> Written request:
Copy the entries from the first one through the line containing "left-item: 20、上联：开店过程坚持就好开门开心开心赚钱；上联：与气与谐与顺与盼与与气与气生… <box>124", both ends included, with "side-item" put in place of "right-item" and nothing else changed. Give only those lines.

···

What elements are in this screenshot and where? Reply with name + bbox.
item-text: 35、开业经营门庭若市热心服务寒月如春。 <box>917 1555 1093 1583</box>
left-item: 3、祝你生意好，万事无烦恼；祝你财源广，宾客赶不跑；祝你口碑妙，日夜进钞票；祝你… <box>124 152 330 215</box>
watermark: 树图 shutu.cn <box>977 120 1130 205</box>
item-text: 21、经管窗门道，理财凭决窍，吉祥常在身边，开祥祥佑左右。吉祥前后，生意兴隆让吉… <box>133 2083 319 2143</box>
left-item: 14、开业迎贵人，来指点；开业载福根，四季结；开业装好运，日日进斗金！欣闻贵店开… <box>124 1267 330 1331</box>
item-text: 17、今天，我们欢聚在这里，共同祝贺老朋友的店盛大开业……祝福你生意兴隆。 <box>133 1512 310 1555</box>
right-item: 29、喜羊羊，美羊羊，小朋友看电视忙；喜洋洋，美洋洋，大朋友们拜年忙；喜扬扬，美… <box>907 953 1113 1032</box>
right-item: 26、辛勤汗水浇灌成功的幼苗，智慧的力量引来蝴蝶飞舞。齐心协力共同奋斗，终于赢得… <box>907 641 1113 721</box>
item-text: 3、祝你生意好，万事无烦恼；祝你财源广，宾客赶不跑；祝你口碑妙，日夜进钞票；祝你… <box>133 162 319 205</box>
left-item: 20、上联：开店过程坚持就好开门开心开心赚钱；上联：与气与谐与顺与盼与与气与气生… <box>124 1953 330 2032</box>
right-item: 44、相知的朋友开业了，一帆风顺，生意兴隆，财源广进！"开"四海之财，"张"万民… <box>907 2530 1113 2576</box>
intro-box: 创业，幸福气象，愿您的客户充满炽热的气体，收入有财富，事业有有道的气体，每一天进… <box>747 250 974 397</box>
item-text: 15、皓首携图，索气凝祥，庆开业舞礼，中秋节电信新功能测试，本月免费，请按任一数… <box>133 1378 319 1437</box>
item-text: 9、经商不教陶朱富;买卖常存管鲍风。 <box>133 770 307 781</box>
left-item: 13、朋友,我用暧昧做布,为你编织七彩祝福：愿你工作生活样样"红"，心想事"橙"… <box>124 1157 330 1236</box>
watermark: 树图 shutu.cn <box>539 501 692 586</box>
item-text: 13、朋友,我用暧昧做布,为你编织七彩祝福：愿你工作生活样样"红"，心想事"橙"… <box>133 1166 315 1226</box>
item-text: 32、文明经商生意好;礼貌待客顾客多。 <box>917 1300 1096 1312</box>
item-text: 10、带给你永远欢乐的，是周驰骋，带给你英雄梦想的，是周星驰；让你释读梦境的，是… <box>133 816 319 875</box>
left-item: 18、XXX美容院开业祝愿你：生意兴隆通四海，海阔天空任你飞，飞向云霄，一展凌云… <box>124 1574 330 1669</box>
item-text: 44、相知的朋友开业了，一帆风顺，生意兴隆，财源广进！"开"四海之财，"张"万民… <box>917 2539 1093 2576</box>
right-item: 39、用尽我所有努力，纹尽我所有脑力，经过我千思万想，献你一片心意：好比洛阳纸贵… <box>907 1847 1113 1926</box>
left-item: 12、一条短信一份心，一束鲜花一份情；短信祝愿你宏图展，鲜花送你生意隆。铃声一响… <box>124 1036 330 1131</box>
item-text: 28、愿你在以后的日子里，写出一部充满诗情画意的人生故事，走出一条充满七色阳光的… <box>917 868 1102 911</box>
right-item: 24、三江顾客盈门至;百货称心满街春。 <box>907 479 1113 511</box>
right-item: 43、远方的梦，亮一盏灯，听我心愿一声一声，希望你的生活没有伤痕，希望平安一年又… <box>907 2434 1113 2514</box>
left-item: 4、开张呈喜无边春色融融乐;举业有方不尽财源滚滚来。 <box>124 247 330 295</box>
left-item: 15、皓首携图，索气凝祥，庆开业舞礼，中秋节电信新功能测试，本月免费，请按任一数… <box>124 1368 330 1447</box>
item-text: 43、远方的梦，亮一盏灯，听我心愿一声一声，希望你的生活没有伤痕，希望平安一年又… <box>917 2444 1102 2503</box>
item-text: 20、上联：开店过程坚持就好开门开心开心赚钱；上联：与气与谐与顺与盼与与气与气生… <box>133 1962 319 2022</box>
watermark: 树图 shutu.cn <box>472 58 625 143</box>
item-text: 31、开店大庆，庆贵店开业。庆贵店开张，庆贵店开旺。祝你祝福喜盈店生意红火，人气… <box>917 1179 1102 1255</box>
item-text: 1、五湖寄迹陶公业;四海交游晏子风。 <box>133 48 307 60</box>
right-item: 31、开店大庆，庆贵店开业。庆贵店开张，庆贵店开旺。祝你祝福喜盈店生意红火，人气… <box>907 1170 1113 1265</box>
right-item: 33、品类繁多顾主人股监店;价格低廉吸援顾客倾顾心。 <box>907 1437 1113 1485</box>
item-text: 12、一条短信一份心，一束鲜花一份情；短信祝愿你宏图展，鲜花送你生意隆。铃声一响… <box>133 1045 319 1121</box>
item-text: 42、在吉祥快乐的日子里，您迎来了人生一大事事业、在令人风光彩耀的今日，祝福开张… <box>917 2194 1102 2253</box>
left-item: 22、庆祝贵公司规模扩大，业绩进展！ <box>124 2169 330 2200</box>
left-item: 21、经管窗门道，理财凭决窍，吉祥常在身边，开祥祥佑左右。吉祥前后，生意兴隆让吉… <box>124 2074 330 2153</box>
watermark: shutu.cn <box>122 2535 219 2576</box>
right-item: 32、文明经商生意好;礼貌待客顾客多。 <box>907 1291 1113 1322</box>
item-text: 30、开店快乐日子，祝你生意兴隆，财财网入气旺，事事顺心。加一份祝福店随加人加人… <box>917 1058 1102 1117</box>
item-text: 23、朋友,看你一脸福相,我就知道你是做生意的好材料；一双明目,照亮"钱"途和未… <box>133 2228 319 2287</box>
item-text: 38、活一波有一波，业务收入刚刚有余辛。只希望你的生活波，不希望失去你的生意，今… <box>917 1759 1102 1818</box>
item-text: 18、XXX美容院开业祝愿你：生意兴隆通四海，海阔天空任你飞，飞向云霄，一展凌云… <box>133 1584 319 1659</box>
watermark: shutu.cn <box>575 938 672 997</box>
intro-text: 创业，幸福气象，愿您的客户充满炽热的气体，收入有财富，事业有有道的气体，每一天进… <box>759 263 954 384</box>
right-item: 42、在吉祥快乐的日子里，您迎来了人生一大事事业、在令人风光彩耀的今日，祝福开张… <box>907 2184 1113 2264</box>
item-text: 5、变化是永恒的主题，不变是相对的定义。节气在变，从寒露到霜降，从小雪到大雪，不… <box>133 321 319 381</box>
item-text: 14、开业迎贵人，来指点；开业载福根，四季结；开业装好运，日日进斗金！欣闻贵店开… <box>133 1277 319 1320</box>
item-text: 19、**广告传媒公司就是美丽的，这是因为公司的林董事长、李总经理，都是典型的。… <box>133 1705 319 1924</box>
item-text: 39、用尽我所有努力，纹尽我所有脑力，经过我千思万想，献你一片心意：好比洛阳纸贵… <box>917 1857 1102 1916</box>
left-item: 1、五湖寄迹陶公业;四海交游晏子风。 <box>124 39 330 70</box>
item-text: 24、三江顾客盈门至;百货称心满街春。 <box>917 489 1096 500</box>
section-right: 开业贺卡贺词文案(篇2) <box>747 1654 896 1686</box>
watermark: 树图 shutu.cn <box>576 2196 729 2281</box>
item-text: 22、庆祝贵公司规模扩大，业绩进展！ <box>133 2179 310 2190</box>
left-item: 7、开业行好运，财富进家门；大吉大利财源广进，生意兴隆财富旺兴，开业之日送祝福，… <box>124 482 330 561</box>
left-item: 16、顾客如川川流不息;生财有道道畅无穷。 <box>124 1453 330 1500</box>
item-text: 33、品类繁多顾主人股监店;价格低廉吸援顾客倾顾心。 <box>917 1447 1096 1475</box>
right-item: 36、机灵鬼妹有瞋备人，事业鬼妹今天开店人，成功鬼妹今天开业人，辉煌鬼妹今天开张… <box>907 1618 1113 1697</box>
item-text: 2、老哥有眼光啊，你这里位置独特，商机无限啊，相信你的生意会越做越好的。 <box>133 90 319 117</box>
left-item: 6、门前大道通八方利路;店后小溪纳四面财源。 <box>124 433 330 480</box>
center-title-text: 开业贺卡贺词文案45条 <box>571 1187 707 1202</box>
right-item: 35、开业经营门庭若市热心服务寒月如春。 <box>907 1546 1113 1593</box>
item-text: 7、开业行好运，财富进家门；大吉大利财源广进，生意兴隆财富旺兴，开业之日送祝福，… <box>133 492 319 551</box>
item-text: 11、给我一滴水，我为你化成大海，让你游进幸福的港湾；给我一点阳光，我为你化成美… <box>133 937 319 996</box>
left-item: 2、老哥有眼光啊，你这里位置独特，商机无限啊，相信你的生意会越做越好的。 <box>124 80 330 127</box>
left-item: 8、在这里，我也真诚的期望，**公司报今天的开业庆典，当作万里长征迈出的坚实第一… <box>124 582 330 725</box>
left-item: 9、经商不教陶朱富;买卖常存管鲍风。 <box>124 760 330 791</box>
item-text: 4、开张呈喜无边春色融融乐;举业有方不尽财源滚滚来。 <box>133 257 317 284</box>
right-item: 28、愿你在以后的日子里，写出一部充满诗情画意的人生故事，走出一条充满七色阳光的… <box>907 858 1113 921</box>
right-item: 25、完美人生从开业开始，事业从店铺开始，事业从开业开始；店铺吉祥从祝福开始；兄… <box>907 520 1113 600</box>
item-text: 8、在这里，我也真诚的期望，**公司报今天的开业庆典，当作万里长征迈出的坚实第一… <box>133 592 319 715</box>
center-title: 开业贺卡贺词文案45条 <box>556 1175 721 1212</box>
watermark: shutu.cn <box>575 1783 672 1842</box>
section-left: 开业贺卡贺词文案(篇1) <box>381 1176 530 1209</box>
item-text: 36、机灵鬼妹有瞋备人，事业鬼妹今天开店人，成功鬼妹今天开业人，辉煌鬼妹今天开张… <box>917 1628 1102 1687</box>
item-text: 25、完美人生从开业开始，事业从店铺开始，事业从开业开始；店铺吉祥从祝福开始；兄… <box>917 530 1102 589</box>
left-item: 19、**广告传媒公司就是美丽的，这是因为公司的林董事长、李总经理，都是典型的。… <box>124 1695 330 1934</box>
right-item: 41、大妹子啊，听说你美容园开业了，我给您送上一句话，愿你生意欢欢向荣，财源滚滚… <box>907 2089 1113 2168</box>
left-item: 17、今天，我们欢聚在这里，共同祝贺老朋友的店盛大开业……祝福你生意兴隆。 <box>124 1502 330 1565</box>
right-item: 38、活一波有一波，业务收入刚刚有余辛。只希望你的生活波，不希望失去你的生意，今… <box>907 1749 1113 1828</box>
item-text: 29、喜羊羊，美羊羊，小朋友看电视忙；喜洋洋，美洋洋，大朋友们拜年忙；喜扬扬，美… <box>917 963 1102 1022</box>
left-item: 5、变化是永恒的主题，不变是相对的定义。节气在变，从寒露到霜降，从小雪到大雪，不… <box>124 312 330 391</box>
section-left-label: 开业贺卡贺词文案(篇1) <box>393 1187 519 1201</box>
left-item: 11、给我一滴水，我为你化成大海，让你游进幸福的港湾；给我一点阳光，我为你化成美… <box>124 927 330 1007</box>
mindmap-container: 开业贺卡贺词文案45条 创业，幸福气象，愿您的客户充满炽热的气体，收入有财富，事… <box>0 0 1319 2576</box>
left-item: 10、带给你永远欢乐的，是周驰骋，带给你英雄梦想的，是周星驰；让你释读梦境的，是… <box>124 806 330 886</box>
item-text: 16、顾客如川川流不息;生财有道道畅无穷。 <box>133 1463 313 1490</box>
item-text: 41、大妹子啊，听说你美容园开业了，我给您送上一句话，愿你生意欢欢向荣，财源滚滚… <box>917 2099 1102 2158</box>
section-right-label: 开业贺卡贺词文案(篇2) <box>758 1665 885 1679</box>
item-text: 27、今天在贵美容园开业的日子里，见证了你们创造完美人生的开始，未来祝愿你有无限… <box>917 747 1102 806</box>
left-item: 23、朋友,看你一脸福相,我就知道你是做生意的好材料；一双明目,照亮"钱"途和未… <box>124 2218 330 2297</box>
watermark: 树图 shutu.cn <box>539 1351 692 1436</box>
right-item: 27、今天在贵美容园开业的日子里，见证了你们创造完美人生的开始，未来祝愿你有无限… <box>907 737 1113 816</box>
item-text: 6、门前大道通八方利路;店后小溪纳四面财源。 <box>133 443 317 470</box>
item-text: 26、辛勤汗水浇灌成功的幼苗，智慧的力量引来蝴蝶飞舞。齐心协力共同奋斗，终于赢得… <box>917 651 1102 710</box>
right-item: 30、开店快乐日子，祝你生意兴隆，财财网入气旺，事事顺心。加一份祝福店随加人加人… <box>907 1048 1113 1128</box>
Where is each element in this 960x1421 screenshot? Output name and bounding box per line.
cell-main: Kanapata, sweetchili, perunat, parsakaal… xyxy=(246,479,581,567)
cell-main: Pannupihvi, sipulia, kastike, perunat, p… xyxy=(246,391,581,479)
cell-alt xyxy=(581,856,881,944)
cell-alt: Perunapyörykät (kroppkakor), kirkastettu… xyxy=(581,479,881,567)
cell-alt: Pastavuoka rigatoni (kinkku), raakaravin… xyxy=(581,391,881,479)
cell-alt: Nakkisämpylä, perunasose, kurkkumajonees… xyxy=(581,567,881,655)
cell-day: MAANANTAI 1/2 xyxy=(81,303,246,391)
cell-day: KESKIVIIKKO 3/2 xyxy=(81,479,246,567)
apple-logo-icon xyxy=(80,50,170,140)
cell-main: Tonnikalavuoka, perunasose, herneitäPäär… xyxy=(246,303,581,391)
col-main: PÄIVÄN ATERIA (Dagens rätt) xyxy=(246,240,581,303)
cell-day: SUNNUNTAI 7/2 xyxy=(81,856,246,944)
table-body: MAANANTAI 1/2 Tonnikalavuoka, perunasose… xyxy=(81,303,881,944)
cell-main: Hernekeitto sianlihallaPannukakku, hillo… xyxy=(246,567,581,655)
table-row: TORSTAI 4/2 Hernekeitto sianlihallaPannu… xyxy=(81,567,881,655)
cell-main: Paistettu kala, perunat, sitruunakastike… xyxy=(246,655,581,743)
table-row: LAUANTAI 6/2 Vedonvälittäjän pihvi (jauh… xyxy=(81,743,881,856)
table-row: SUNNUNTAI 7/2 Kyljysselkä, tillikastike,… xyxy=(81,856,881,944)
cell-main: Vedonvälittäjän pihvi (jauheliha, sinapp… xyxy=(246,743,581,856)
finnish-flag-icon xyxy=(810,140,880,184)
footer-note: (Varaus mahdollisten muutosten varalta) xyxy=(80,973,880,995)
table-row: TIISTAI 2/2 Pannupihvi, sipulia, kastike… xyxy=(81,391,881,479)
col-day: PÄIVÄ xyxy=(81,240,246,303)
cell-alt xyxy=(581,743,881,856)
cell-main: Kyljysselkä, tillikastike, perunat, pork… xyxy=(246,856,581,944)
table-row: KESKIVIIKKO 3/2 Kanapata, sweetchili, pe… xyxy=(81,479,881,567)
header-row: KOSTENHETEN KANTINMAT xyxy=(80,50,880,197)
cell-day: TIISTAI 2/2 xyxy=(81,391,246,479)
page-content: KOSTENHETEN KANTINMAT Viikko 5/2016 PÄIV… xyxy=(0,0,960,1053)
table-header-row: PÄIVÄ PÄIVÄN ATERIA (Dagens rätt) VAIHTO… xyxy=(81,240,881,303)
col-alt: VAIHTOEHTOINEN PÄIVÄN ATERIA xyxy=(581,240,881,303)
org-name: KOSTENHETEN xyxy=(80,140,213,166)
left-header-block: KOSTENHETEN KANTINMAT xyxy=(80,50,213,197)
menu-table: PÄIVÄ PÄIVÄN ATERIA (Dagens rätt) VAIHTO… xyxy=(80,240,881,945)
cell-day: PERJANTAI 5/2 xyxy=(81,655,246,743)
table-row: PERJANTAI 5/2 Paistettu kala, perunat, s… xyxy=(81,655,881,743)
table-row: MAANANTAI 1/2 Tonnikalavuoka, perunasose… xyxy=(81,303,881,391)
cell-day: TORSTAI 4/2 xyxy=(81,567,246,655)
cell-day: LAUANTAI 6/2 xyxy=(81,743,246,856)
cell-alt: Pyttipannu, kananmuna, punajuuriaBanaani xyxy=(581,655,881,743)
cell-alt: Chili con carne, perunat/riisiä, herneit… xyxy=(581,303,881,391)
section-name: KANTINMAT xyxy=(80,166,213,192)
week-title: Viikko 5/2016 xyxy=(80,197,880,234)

···

> Result below:
What elements are in this screenshot and where? Reply with name + bbox.
item-text: 35、开业经营门庭若市热心服务寒月如春。 <box>917 1555 1093 1583</box>
left-item: 3、祝你生意好，万事无烦恼；祝你财源广，宾客赶不跑；祝你口碑妙，日夜进钞票；祝你… <box>124 152 330 215</box>
watermark: 树图 shutu.cn <box>977 120 1130 205</box>
item-text: 21、经管窗门道，理财凭决窍，吉祥常在身边，开祥祥佑左右。吉祥前后，生意兴隆让吉… <box>133 2083 319 2143</box>
left-item: 14、开业迎贵人，来指点；开业载福根，四季结；开业装好运，日日进斗金！欣闻贵店开… <box>124 1267 330 1331</box>
item-text: 17、今天，我们欢聚在这里，共同祝贺老朋友的店盛大开业……祝福你生意兴隆。 <box>133 1512 310 1555</box>
side-item: 29、喜羊羊，美羊羊，小朋友看电视忙；喜洋洋，美洋洋，大朋友们拜年忙；喜扬扬，美… <box>907 953 1113 1032</box>
side-item: 26、辛勤汗水浇灌成功的幼苗，智慧的力量引来蝴蝶飞舞。齐心协力共同奋斗，终于赢得… <box>907 641 1113 721</box>
item-text: 3、祝你生意好，万事无烦恼；祝你财源广，宾客赶不跑；祝你口碑妙，日夜进钞票；祝你… <box>133 162 319 205</box>
left-item: 20、上联：开店过程坚持就好开门开心开心赚钱；上联：与气与谐与顺与盼与与气与气生… <box>124 1953 330 2032</box>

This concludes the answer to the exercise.